▸ WHAT IS BEING ASKED
In the material below, list every line carrying the string "kompenseras".

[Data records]
_ _ _ _ _

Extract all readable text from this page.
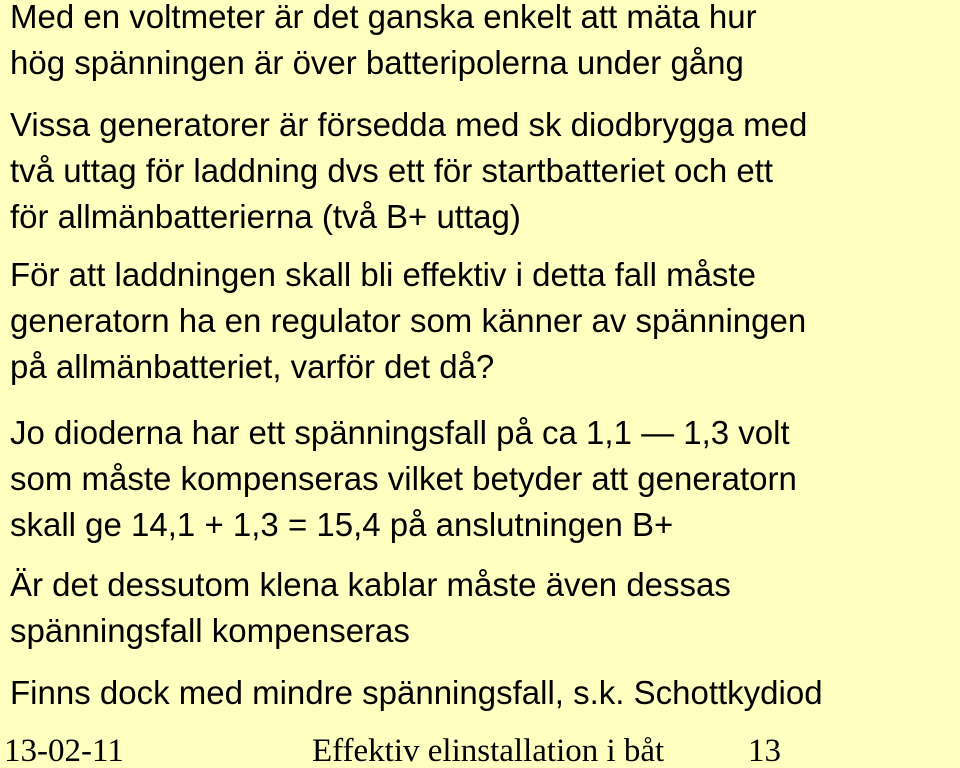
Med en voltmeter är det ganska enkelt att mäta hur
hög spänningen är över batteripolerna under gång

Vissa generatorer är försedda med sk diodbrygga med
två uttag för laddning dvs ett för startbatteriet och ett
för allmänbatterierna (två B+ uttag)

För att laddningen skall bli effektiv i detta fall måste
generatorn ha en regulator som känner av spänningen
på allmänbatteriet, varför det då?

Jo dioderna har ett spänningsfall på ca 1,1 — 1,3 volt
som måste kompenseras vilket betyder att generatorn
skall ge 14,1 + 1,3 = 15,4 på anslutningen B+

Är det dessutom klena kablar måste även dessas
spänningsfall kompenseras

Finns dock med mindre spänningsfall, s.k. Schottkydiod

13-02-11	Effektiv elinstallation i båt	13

_ _ _ _ _

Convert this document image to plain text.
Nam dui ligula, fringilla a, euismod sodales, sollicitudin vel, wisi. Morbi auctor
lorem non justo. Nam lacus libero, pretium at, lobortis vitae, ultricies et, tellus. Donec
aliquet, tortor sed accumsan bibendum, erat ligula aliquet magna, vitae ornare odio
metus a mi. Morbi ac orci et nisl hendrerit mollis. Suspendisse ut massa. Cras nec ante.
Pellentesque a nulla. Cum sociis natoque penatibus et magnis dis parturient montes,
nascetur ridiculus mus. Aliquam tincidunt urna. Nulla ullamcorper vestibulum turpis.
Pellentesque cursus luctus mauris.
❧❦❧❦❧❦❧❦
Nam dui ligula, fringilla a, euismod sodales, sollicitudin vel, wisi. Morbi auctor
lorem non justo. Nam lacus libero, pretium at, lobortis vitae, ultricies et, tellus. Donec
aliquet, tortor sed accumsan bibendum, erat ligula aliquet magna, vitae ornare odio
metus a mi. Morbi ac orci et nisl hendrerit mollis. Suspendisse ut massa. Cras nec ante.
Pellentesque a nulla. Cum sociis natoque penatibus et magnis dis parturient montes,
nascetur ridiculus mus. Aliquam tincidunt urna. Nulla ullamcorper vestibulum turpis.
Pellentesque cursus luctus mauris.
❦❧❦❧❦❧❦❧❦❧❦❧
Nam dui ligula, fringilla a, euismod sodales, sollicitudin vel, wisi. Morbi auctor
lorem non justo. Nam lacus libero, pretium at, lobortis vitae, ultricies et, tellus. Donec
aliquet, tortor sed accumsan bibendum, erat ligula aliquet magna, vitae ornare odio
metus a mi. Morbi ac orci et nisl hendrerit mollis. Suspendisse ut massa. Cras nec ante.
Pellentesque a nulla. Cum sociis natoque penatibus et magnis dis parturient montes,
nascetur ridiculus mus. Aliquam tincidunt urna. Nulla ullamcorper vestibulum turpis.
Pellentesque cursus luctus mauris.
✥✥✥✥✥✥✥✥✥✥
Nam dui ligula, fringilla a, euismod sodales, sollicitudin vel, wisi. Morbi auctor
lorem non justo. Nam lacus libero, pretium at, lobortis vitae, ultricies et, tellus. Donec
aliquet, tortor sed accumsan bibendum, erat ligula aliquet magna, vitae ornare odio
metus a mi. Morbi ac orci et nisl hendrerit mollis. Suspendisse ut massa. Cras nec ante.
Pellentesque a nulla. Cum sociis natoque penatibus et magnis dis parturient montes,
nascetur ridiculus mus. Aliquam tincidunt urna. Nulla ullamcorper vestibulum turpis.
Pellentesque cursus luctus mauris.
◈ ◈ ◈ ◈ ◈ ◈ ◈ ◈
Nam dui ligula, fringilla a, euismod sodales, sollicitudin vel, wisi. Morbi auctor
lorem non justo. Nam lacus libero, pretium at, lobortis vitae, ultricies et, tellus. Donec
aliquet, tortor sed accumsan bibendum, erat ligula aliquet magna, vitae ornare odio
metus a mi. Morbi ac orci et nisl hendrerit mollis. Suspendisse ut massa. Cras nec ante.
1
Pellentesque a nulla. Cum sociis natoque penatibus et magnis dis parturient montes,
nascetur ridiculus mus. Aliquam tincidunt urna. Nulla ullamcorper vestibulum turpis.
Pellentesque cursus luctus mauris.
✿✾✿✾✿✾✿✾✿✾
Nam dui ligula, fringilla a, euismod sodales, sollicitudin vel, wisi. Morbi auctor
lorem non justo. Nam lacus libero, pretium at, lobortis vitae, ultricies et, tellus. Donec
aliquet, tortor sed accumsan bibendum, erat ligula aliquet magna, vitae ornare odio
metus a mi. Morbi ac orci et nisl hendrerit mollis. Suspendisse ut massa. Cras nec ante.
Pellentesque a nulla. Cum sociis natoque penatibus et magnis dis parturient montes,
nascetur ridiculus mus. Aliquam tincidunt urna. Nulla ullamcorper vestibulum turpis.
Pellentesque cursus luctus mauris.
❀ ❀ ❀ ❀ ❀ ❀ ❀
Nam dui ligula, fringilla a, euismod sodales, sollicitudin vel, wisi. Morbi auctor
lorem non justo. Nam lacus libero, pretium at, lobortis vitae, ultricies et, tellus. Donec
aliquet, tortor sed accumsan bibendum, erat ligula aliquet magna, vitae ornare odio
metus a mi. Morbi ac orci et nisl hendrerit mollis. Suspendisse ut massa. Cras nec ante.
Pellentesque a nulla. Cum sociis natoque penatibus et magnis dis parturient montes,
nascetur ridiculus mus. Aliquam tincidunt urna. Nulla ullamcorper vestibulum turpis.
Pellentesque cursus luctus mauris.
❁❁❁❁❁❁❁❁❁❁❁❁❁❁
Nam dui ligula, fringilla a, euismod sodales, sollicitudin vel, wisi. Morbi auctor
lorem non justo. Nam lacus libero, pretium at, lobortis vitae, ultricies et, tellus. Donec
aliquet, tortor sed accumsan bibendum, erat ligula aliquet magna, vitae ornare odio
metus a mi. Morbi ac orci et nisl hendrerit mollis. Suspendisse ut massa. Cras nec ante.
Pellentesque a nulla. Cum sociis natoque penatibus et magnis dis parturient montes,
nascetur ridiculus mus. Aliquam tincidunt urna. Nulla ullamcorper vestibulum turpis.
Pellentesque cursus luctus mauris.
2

_ _ _ _ _

▸ FINISHED TASK
som måste kompenseras vilket betyder att generatorn
spänningsfall kompenseras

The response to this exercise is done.